» STATED PROBLEM
Examine the material below. Gather every line in which the string "Contours" appears.

────────────────

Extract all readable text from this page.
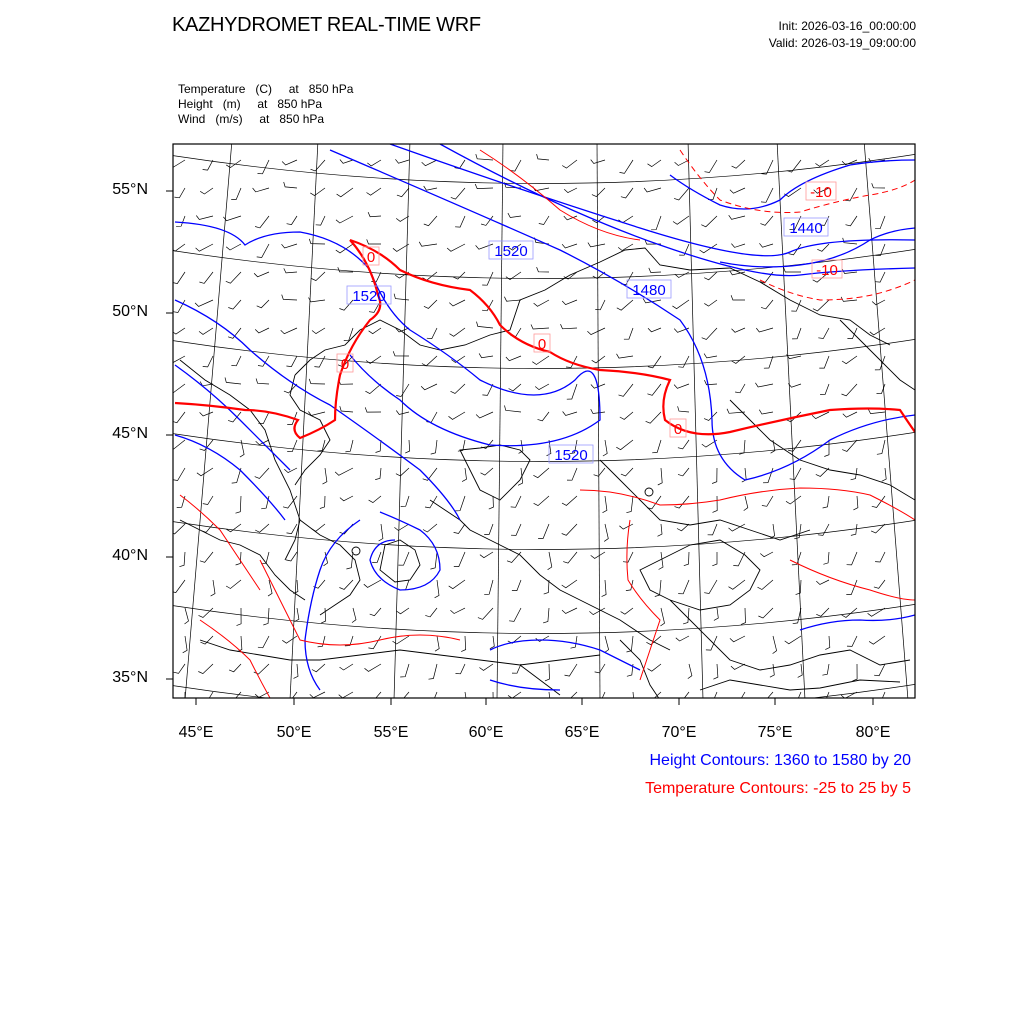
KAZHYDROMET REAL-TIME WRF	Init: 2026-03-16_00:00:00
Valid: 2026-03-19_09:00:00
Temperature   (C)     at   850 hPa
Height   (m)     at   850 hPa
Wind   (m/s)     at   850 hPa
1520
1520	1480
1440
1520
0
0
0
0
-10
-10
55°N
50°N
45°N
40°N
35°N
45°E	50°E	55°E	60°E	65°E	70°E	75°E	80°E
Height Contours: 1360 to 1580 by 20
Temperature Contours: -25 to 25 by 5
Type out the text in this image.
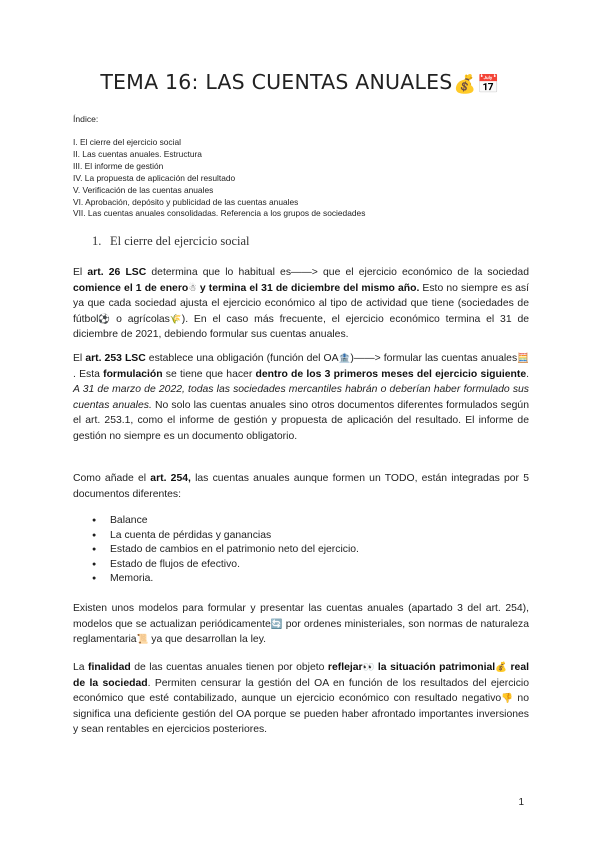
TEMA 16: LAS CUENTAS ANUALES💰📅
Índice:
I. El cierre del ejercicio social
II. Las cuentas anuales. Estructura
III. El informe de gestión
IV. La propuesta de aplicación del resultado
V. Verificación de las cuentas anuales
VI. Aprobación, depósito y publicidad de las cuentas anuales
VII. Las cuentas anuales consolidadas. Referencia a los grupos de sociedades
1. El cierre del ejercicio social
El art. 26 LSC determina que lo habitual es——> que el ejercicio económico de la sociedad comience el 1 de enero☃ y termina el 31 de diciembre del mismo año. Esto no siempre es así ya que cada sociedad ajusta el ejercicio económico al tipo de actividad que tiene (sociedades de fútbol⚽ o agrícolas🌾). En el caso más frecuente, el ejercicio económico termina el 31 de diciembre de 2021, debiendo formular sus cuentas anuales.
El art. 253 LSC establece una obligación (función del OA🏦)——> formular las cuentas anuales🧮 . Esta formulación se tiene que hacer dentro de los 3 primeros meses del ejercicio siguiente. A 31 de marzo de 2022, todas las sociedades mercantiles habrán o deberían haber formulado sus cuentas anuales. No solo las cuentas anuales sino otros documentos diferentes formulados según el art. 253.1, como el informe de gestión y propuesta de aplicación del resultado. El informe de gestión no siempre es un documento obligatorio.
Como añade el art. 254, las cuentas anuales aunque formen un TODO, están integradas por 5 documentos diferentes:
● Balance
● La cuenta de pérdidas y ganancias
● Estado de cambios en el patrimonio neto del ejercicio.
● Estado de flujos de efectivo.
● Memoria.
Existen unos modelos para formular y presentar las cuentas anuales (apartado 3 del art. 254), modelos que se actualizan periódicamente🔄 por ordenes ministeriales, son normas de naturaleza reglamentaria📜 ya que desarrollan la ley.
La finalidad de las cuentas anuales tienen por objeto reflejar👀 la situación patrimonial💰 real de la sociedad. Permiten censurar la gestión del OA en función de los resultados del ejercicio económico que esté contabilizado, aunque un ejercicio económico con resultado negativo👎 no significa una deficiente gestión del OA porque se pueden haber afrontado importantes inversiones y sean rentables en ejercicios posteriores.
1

────────────────

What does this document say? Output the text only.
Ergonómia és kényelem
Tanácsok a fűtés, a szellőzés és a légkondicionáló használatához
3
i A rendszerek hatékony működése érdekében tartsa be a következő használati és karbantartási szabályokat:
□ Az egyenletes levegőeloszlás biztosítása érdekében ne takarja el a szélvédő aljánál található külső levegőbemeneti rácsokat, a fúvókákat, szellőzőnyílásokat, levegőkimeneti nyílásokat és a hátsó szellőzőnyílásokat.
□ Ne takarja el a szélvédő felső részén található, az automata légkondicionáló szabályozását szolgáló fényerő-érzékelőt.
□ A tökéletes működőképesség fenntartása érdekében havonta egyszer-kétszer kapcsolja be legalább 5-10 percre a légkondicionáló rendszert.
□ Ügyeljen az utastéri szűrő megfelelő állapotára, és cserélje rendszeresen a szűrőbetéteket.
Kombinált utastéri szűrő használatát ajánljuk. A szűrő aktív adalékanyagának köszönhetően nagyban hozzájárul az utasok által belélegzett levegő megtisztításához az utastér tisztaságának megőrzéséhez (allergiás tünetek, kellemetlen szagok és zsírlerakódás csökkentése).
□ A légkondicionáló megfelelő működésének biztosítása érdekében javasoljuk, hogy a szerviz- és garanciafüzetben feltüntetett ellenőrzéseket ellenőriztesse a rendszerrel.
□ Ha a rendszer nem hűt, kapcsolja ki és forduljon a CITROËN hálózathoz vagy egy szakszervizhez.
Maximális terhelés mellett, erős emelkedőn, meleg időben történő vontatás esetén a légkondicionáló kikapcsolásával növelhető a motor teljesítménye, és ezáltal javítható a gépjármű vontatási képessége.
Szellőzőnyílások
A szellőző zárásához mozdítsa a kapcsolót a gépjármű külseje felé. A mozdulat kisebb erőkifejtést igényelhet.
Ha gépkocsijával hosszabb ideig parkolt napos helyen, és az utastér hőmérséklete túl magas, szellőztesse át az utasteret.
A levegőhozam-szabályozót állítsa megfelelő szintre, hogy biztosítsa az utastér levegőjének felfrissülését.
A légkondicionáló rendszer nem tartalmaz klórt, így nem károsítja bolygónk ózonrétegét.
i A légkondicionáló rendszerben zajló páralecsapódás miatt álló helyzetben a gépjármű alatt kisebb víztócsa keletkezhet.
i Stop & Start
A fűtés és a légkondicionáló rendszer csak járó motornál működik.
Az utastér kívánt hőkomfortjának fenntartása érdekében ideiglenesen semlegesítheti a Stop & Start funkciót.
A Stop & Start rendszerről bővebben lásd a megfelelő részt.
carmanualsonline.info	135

────────────────

» TASK RESPONSE
Height Contours: 1360 to 1580 by 20
Temperature Contours: -25 to 25 by 5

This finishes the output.